# GIVEN EXERCISE
Transcribe all of the records precisely as they are presented.

** start of SOURCE MATERIAL **

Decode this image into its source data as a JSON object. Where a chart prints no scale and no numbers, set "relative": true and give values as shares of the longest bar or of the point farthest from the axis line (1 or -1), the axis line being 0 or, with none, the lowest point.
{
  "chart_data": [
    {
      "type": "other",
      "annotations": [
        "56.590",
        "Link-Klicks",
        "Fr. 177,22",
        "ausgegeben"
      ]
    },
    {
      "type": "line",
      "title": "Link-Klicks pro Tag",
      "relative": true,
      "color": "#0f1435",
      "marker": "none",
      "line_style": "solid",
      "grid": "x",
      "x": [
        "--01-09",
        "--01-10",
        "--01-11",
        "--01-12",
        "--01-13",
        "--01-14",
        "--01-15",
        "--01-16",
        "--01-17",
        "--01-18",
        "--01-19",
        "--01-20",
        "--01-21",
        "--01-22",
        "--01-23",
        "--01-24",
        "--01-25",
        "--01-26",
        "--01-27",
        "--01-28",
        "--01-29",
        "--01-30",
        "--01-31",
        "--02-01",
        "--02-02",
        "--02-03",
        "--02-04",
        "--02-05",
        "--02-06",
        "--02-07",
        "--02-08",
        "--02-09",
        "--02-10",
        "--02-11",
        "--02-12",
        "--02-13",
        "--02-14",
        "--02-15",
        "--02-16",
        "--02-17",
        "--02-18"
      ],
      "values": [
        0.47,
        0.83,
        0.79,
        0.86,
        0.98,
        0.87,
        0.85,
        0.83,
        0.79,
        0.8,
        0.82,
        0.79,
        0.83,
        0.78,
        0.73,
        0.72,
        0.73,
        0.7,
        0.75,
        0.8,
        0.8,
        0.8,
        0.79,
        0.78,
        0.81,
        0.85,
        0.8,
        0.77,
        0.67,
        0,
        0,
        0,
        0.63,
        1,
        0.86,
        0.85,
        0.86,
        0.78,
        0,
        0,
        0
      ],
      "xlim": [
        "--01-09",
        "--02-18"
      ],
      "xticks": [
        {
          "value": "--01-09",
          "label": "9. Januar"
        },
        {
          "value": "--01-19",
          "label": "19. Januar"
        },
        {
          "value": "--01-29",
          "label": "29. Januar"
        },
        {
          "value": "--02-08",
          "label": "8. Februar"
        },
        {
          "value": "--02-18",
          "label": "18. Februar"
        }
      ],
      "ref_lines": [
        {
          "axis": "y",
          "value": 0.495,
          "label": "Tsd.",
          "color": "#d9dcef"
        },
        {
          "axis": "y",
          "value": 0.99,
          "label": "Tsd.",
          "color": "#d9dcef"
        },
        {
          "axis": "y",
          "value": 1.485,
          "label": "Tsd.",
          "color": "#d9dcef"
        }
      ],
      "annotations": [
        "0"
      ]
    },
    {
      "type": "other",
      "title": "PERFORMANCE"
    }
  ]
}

** end of SOURCE MATERIAL **

# RESULT BELOW
Decode this image into its source data as a JSON object. Where a chart prints no scale and no numbers, set "relative": true and give values as shares of the longest bar or of the point farthest from the axis line (1 or -1), the axis line being 0 or, with none, the lowest point.
{
  "chart_data": [
    {
      "type": "other",
      "annotations": [
        "56.590",
        "Link-Klicks",
        "Fr. 177,22",
        "ausgegeben"
      ]
    },
    {
      "type": "line",
      "title": "Link-Klicks pro Tag",
      "relative": true,
      "color": "#0f1435",
      "marker": "none",
      "line_style": "solid",
      "grid": "x",
      "x": [
        "--01-09",
        "--01-10",
        "--01-11",
        "--01-12",
        "--01-13",
        "--01-14",
        "--01-15",
        "--01-16",
        "--01-17",
        "--01-18",
        "--01-19",
        "--01-20",
        "--01-21",
        "--01-22",
        "--01-23",
        "--01-24",
        "--01-25",
        "--01-26",
        "--01-27",
        "--01-28",
        "--01-29",
        "--01-30",
        "--01-31",
        "--02-01",
        "--02-02",
        "--02-03",
        "--02-04",
        "--02-05",
        "--02-06",
        "--02-07",
        "--02-08",
        "--02-09",
        "--02-10",
        "--02-11",
        "--02-12",
        "--02-13",
        "--02-14",
        "--02-15",
        "--02-16",
        "--02-17",
        "--02-18"
      ],
      "values": [
        0.47,
        0.83,
        0.79,
        0.86,
        0.98,
        0.87,
        0.85,
        0.83,
        0.79,
        0.8,
        0.82,
        0.79,
        0.83,
        0.78,
        0.73,
        0.72,
        0.73,
        0.7,
        0.75,
        0.8,
        0.8,
        0.8,
        0.79,
        0.78,
        0.81,
        0.85,
        0.8,
        0.77,
        0.67,
        0,
        0,
        0,
        0.63,
        1,
        0.86,
        0.85,
        0.86,
        0.78,
        0,
        0,
        0
      ],
      "xlim": [
        "--01-09",
        "--02-18"
      ],
      "xticks": [
        {
          "value": "--01-09",
          "label": "9. Januar"
        },
        {
          "value": "--01-19",
          "label": "19. Januar"
        },
        {
          "value": "--01-29",
          "label": "29. Januar"
        },
        {
          "value": "--02-08",
          "label": "8. Februar"
        },
        {
          "value": "--02-18",
          "label": "18. Februar"
        }
      ],
      "ref_lines": [
        {
          "axis": "y",
          "value": 0.495,
          "label": "Tsd.",
          "color": "#d9dcef"
        },
        {
          "axis": "y",
          "value": 0.99,
          "label": "Tsd.",
          "color": "#d9dcef"
        },
        {
          "axis": "y",
          "value": 1.485,
          "label": "Tsd.",
          "color": "#d9dcef"
        }
      ],
      "annotations": [
        "0"
      ]
    },
    {
      "type": "other",
      "title": "PERFORMANCE"
    }
  ]
}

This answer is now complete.